Stored rows
____________________

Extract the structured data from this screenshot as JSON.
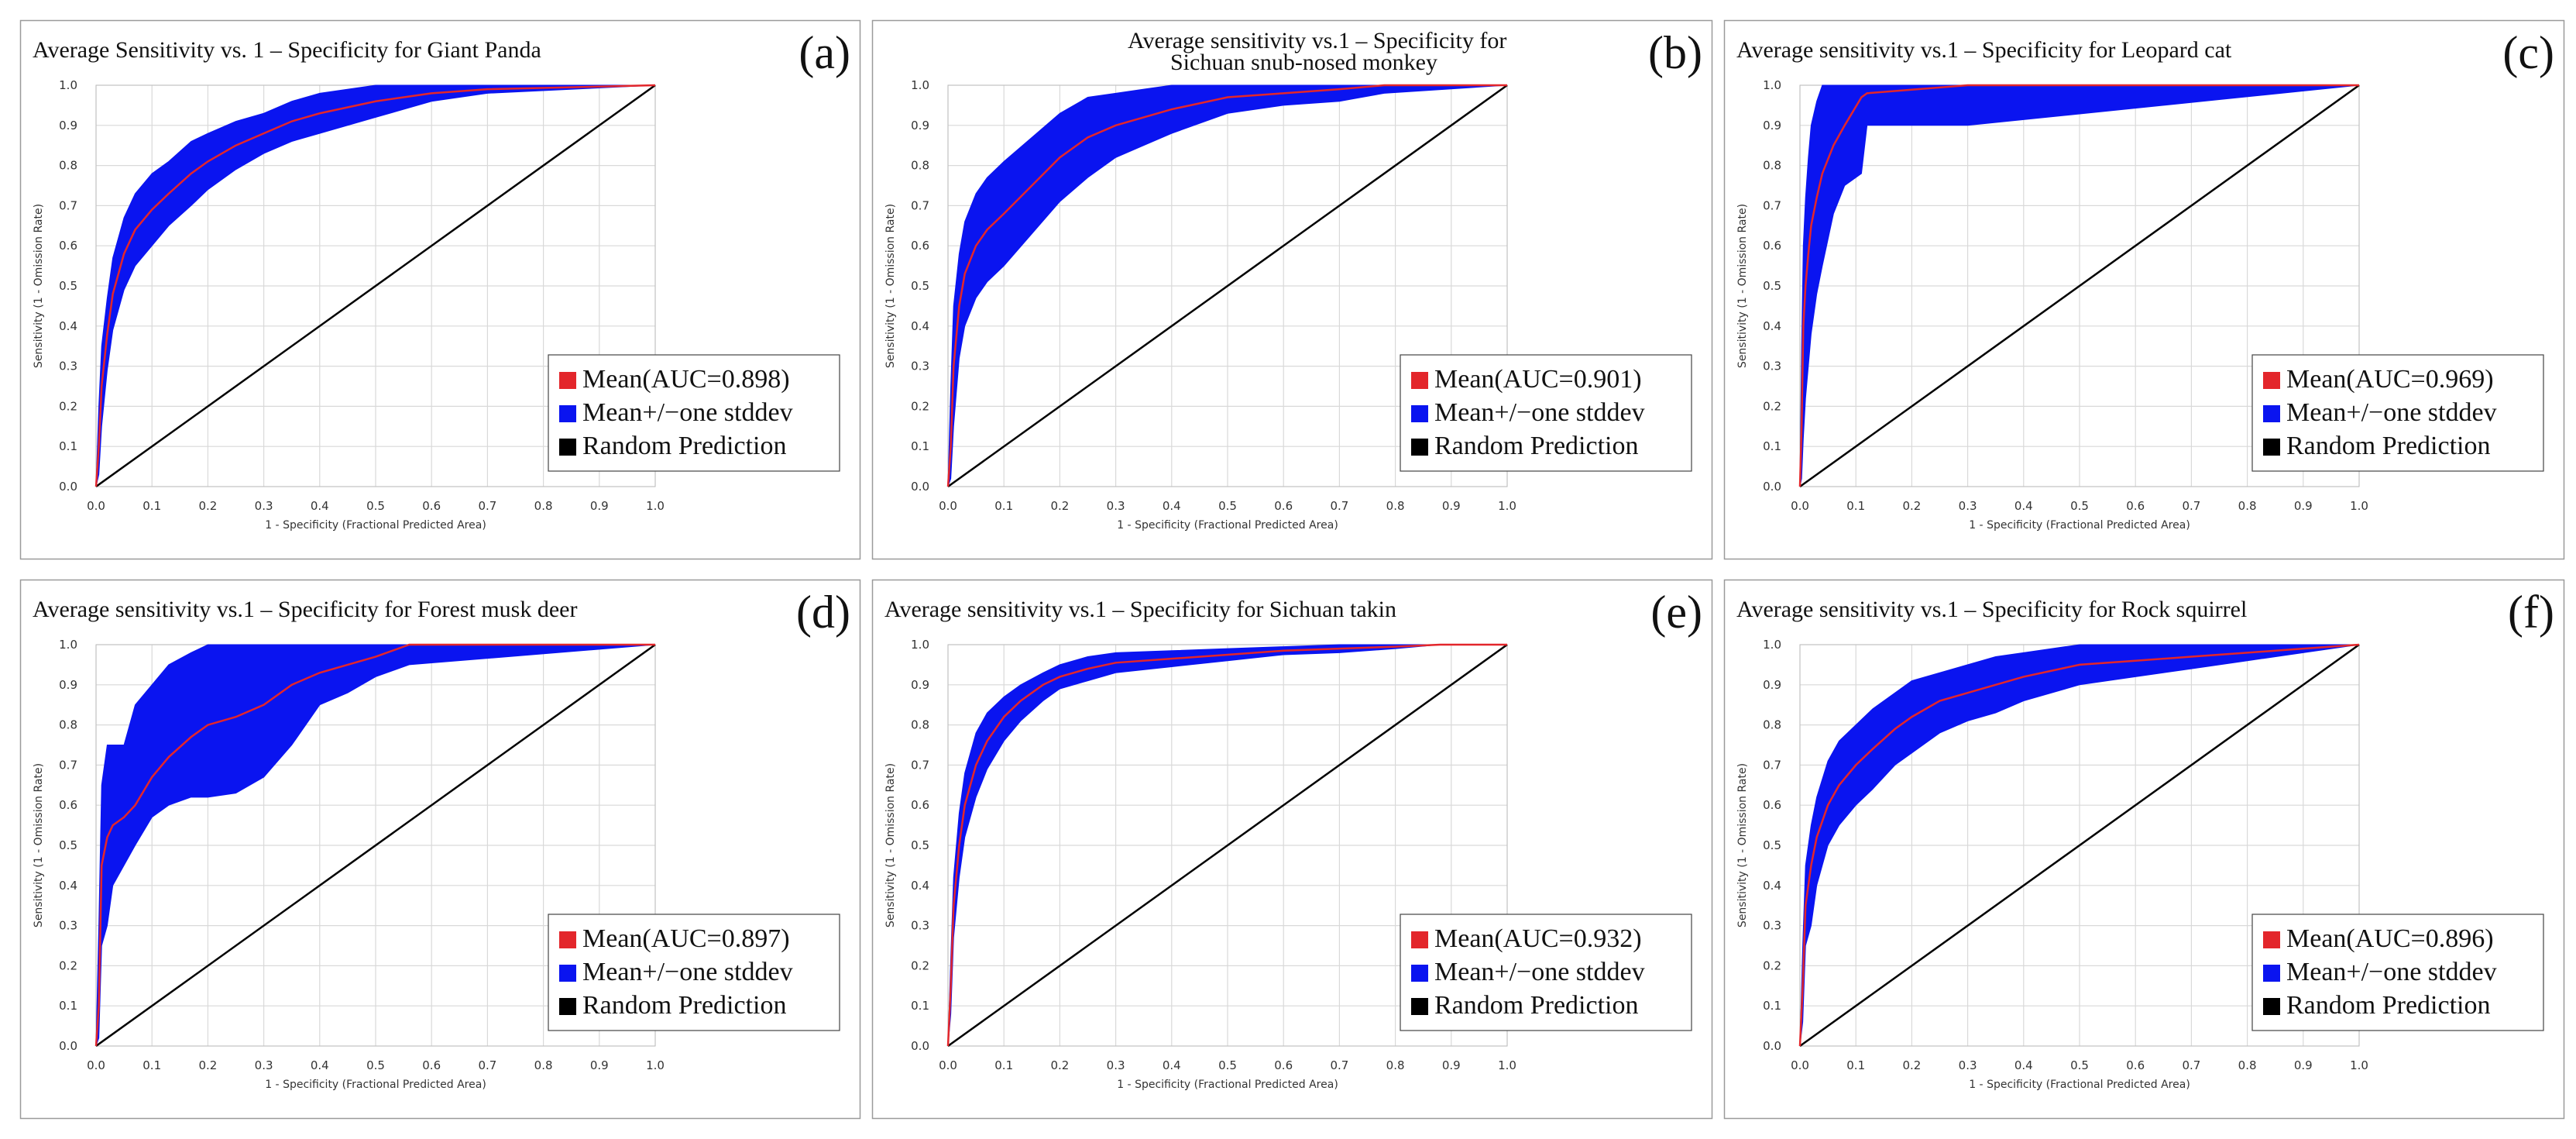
{
  "figure": {
    "legend_labels": {
      "mean_prefix": "Mean(AUC=",
      "mean_suffix": ")",
      "stddev": "Mean+/−one stddev",
      "random": "Random Prediction"
    },
    "colors": {
      "mean_line": "#e3262b",
      "stddev_band": "#0a14f0",
      "random_line": "#000000",
      "grid": "#d9d9d9",
      "frame": "#9a9a9a"
    }
  },
  "chart_data": [
    {
      "panel": "(a)",
      "type": "line",
      "title": "Average Sensitivity vs. 1 – Specificity for Giant Panda",
      "title_line2": "",
      "xlabel": "1 - Specificity (Fractional Predicted Area)",
      "ylabel": "Sensitivity (1 - Omission Rate)",
      "xlim": [
        0,
        1
      ],
      "ylim": [
        0,
        1
      ],
      "xticks": [
        "0.0",
        "0.1",
        "0.2",
        "0.3",
        "0.4",
        "0.5",
        "0.6",
        "0.7",
        "0.8",
        "0.9",
        "1.0"
      ],
      "yticks": [
        "0.0",
        "0.1",
        "0.2",
        "0.3",
        "0.4",
        "0.5",
        "0.6",
        "0.7",
        "0.8",
        "0.9",
        "1.0"
      ],
      "auc": "0.898",
      "series": [
        {
          "name": "Mean",
          "x": [
            0,
            0.005,
            0.01,
            0.02,
            0.03,
            0.05,
            0.07,
            0.1,
            0.13,
            0.17,
            0.2,
            0.25,
            0.3,
            0.35,
            0.4,
            0.5,
            0.6,
            0.7,
            1.0
          ],
          "y": [
            0,
            0.1,
            0.25,
            0.38,
            0.48,
            0.58,
            0.64,
            0.69,
            0.73,
            0.78,
            0.81,
            0.85,
            0.88,
            0.91,
            0.93,
            0.96,
            0.98,
            0.99,
            1.0
          ]
        },
        {
          "name": "Mean+/−one stddev",
          "x": [
            0,
            0.005,
            0.01,
            0.02,
            0.03,
            0.05,
            0.07,
            0.1,
            0.13,
            0.17,
            0.2,
            0.25,
            0.3,
            0.35,
            0.4,
            0.5,
            0.6,
            0.7,
            1.0
          ],
          "upper": [
            0,
            0.2,
            0.35,
            0.47,
            0.57,
            0.67,
            0.73,
            0.78,
            0.81,
            0.86,
            0.88,
            0.91,
            0.93,
            0.96,
            0.98,
            1.0,
            1.0,
            1.0,
            1.0
          ],
          "lower": [
            0,
            0.03,
            0.15,
            0.29,
            0.39,
            0.49,
            0.55,
            0.6,
            0.65,
            0.7,
            0.74,
            0.79,
            0.83,
            0.86,
            0.88,
            0.92,
            0.96,
            0.98,
            1.0
          ]
        },
        {
          "name": "Random Prediction",
          "x": [
            0,
            1
          ],
          "y": [
            0,
            1
          ]
        }
      ]
    },
    {
      "panel": "(b)",
      "type": "line",
      "title": "Average sensitivity vs.1 – Specificity for",
      "title_line2": "Sichuan snub-nosed monkey",
      "xlabel": "1 - Specificity (Fractional Predicted Area)",
      "ylabel": "Sensitivity (1 - Omission Rate)",
      "xlim": [
        0,
        1
      ],
      "ylim": [
        0,
        1
      ],
      "xticks": [
        "0.0",
        "0.1",
        "0.2",
        "0.3",
        "0.4",
        "0.5",
        "0.6",
        "0.7",
        "0.8",
        "0.9",
        "1.0"
      ],
      "yticks": [
        "0.0",
        "0.1",
        "0.2",
        "0.3",
        "0.4",
        "0.5",
        "0.6",
        "0.7",
        "0.8",
        "0.9",
        "1.0"
      ],
      "auc": "0.901",
      "series": [
        {
          "name": "Mean",
          "x": [
            0,
            0.005,
            0.01,
            0.02,
            0.03,
            0.05,
            0.07,
            0.1,
            0.15,
            0.2,
            0.25,
            0.3,
            0.35,
            0.4,
            0.5,
            0.6,
            0.7,
            0.78,
            1.0
          ],
          "y": [
            0,
            0.1,
            0.3,
            0.45,
            0.53,
            0.6,
            0.64,
            0.68,
            0.75,
            0.82,
            0.87,
            0.9,
            0.92,
            0.94,
            0.97,
            0.98,
            0.99,
            1.0,
            1.0
          ]
        },
        {
          "name": "Mean+/−one stddev",
          "x": [
            0,
            0.005,
            0.01,
            0.02,
            0.03,
            0.05,
            0.07,
            0.1,
            0.15,
            0.2,
            0.25,
            0.3,
            0.35,
            0.4,
            0.5,
            0.6,
            0.7,
            0.78,
            1.0
          ],
          "upper": [
            0,
            0.25,
            0.45,
            0.58,
            0.66,
            0.73,
            0.77,
            0.81,
            0.87,
            0.93,
            0.97,
            0.98,
            0.99,
            1.0,
            1.0,
            1.0,
            1.0,
            1.0,
            1.0
          ],
          "lower": [
            0,
            0.02,
            0.15,
            0.32,
            0.4,
            0.47,
            0.51,
            0.55,
            0.63,
            0.71,
            0.77,
            0.82,
            0.85,
            0.88,
            0.93,
            0.95,
            0.96,
            0.98,
            1.0
          ]
        },
        {
          "name": "Random Prediction",
          "x": [
            0,
            1
          ],
          "y": [
            0,
            1
          ]
        }
      ]
    },
    {
      "panel": "(c)",
      "type": "line",
      "title": "Average sensitivity vs.1 – Specificity for Leopard cat",
      "title_line2": "",
      "xlabel": "1 - Specificity (Fractional Predicted Area)",
      "ylabel": "Sensitivity (1 - Omission Rate)",
      "xlim": [
        0,
        1
      ],
      "ylim": [
        0,
        1
      ],
      "xticks": [
        "0.0",
        "0.1",
        "0.2",
        "0.3",
        "0.4",
        "0.5",
        "0.6",
        "0.7",
        "0.8",
        "0.9",
        "1.0"
      ],
      "yticks": [
        "0.0",
        "0.1",
        "0.2",
        "0.3",
        "0.4",
        "0.5",
        "0.6",
        "0.7",
        "0.8",
        "0.9",
        "1.0"
      ],
      "auc": "0.969",
      "series": [
        {
          "name": "Mean",
          "x": [
            0,
            0.003,
            0.006,
            0.01,
            0.015,
            0.02,
            0.03,
            0.04,
            0.06,
            0.08,
            0.11,
            0.12,
            0.3,
            1.0
          ],
          "y": [
            0,
            0.15,
            0.4,
            0.5,
            0.58,
            0.65,
            0.72,
            0.78,
            0.85,
            0.9,
            0.97,
            0.98,
            1.0,
            1.0
          ]
        },
        {
          "name": "Mean+/−one stddev",
          "x": [
            0,
            0.003,
            0.006,
            0.01,
            0.015,
            0.02,
            0.03,
            0.04,
            0.06,
            0.08,
            0.11,
            0.12,
            0.3,
            1.0
          ],
          "upper": [
            0,
            0.35,
            0.6,
            0.72,
            0.82,
            0.9,
            0.96,
            1.0,
            1.0,
            1.0,
            1.0,
            1.0,
            1.0,
            1.0
          ],
          "lower": [
            0,
            0.02,
            0.12,
            0.22,
            0.3,
            0.38,
            0.48,
            0.55,
            0.68,
            0.75,
            0.78,
            0.9,
            0.9,
            1.0
          ]
        },
        {
          "name": "Random Prediction",
          "x": [
            0,
            1
          ],
          "y": [
            0,
            1
          ]
        }
      ]
    },
    {
      "panel": "(d)",
      "type": "line",
      "title": "Average sensitivity vs.1 – Specificity for Forest musk deer",
      "title_line2": "",
      "xlabel": "1 - Specificity (Fractional Predicted Area)",
      "ylabel": "Sensitivity (1 - Omission Rate)",
      "xlim": [
        0,
        1
      ],
      "ylim": [
        0,
        1
      ],
      "xticks": [
        "0.0",
        "0.1",
        "0.2",
        "0.3",
        "0.4",
        "0.5",
        "0.6",
        "0.7",
        "0.8",
        "0.9",
        "1.0"
      ],
      "yticks": [
        "0.0",
        "0.1",
        "0.2",
        "0.3",
        "0.4",
        "0.5",
        "0.6",
        "0.7",
        "0.8",
        "0.9",
        "1.0"
      ],
      "auc": "0.897",
      "series": [
        {
          "name": "Mean",
          "x": [
            0,
            0.005,
            0.01,
            0.02,
            0.03,
            0.05,
            0.07,
            0.1,
            0.13,
            0.17,
            0.2,
            0.25,
            0.3,
            0.35,
            0.4,
            0.45,
            0.5,
            0.56,
            1.0
          ],
          "y": [
            0,
            0.1,
            0.45,
            0.52,
            0.55,
            0.57,
            0.6,
            0.67,
            0.72,
            0.77,
            0.8,
            0.82,
            0.85,
            0.9,
            0.93,
            0.95,
            0.97,
            1.0,
            1.0
          ]
        },
        {
          "name": "Mean+/−one stddev",
          "x": [
            0,
            0.005,
            0.01,
            0.02,
            0.03,
            0.05,
            0.07,
            0.1,
            0.13,
            0.17,
            0.2,
            0.25,
            0.3,
            0.35,
            0.4,
            0.45,
            0.5,
            0.56,
            1.0
          ],
          "upper": [
            0,
            0.3,
            0.65,
            0.75,
            0.75,
            0.75,
            0.85,
            0.9,
            0.95,
            0.98,
            1.0,
            1.0,
            1.0,
            1.0,
            1.0,
            1.0,
            1.0,
            1.0,
            1.0
          ],
          "lower": [
            0,
            0.02,
            0.25,
            0.3,
            0.4,
            0.45,
            0.5,
            0.57,
            0.6,
            0.62,
            0.62,
            0.63,
            0.67,
            0.75,
            0.85,
            0.88,
            0.92,
            0.95,
            1.0
          ]
        },
        {
          "name": "Random Prediction",
          "x": [
            0,
            1
          ],
          "y": [
            0,
            1
          ]
        }
      ]
    },
    {
      "panel": "(e)",
      "type": "line",
      "title": "Average sensitivity vs.1 – Specificity for Sichuan takin",
      "title_line2": "",
      "xlabel": "1 - Specificity (Fractional Predicted Area)",
      "ylabel": "Sensitivity (1 - Omission Rate)",
      "xlim": [
        0,
        1
      ],
      "ylim": [
        0,
        1
      ],
      "xticks": [
        "0.0",
        "0.1",
        "0.2",
        "0.3",
        "0.4",
        "0.5",
        "0.6",
        "0.7",
        "0.8",
        "0.9",
        "1.0"
      ],
      "yticks": [
        "0.0",
        "0.1",
        "0.2",
        "0.3",
        "0.4",
        "0.5",
        "0.6",
        "0.7",
        "0.8",
        "0.9",
        "1.0"
      ],
      "auc": "0.932",
      "series": [
        {
          "name": "Mean",
          "x": [
            0,
            0.005,
            0.01,
            0.02,
            0.03,
            0.05,
            0.07,
            0.1,
            0.13,
            0.17,
            0.2,
            0.25,
            0.3,
            0.4,
            0.5,
            0.6,
            0.7,
            0.8,
            0.88,
            1.0
          ],
          "y": [
            0,
            0.15,
            0.35,
            0.5,
            0.6,
            0.7,
            0.76,
            0.82,
            0.86,
            0.9,
            0.92,
            0.94,
            0.955,
            0.965,
            0.975,
            0.985,
            0.99,
            0.995,
            1.0,
            1.0
          ]
        },
        {
          "name": "Mean+/−one stddev",
          "x": [
            0,
            0.005,
            0.01,
            0.02,
            0.03,
            0.05,
            0.07,
            0.1,
            0.13,
            0.17,
            0.2,
            0.25,
            0.3,
            0.4,
            0.5,
            0.6,
            0.7,
            0.8,
            0.88,
            1.0
          ],
          "upper": [
            0,
            0.22,
            0.42,
            0.58,
            0.68,
            0.78,
            0.83,
            0.87,
            0.9,
            0.93,
            0.95,
            0.97,
            0.98,
            0.985,
            0.99,
            0.995,
            1.0,
            1.0,
            1.0,
            1.0
          ],
          "lower": [
            0,
            0.08,
            0.27,
            0.42,
            0.52,
            0.62,
            0.69,
            0.76,
            0.81,
            0.86,
            0.89,
            0.91,
            0.93,
            0.945,
            0.96,
            0.975,
            0.98,
            0.99,
            1.0,
            1.0
          ]
        },
        {
          "name": "Random Prediction",
          "x": [
            0,
            1
          ],
          "y": [
            0,
            1
          ]
        }
      ]
    },
    {
      "panel": "(f)",
      "type": "line",
      "title": "Average sensitivity vs.1 – Specificity for Rock squirrel",
      "title_line2": "",
      "xlabel": "1 - Specificity (Fractional Predicted Area)",
      "ylabel": "Sensitivity (1 - Omission Rate)",
      "xlim": [
        0,
        1
      ],
      "ylim": [
        0,
        1
      ],
      "xticks": [
        "0.0",
        "0.1",
        "0.2",
        "0.3",
        "0.4",
        "0.5",
        "0.6",
        "0.7",
        "0.8",
        "0.9",
        "1.0"
      ],
      "yticks": [
        "0.0",
        "0.1",
        "0.2",
        "0.3",
        "0.4",
        "0.5",
        "0.6",
        "0.7",
        "0.8",
        "0.9",
        "1.0"
      ],
      "auc": "0.896",
      "series": [
        {
          "name": "Mean",
          "x": [
            0,
            0.005,
            0.01,
            0.02,
            0.03,
            0.05,
            0.07,
            0.1,
            0.13,
            0.17,
            0.2,
            0.25,
            0.3,
            0.35,
            0.4,
            0.5,
            0.6,
            0.7,
            0.8,
            0.9,
            1.0
          ],
          "y": [
            0,
            0.15,
            0.35,
            0.45,
            0.52,
            0.6,
            0.65,
            0.7,
            0.74,
            0.79,
            0.82,
            0.86,
            0.88,
            0.9,
            0.92,
            0.95,
            0.96,
            0.97,
            0.98,
            0.99,
            1.0
          ]
        },
        {
          "name": "Mean+/−one stddev",
          "x": [
            0,
            0.005,
            0.01,
            0.02,
            0.03,
            0.05,
            0.07,
            0.1,
            0.13,
            0.17,
            0.2,
            0.25,
            0.3,
            0.35,
            0.4,
            0.5,
            0.6,
            0.7,
            0.8,
            0.9,
            1.0
          ],
          "upper": [
            0,
            0.25,
            0.45,
            0.55,
            0.62,
            0.71,
            0.76,
            0.8,
            0.84,
            0.88,
            0.91,
            0.93,
            0.95,
            0.97,
            0.98,
            1.0,
            1.0,
            1.0,
            1.0,
            1.0,
            1.0
          ],
          "lower": [
            0,
            0.06,
            0.25,
            0.3,
            0.4,
            0.5,
            0.55,
            0.6,
            0.64,
            0.7,
            0.73,
            0.78,
            0.81,
            0.83,
            0.86,
            0.9,
            0.92,
            0.94,
            0.96,
            0.98,
            1.0
          ]
        },
        {
          "name": "Random Prediction",
          "x": [
            0,
            1
          ],
          "y": [
            0,
            1
          ]
        }
      ]
    }
  ]
}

____________________

Extract each line from the listing that holds the word "panel".

Expected answer
      "panel": "(a)",
      "panel": "(b)",
      "panel": "(c)",
      "panel": "(d)",
      "panel": "(e)",
      "panel": "(f)",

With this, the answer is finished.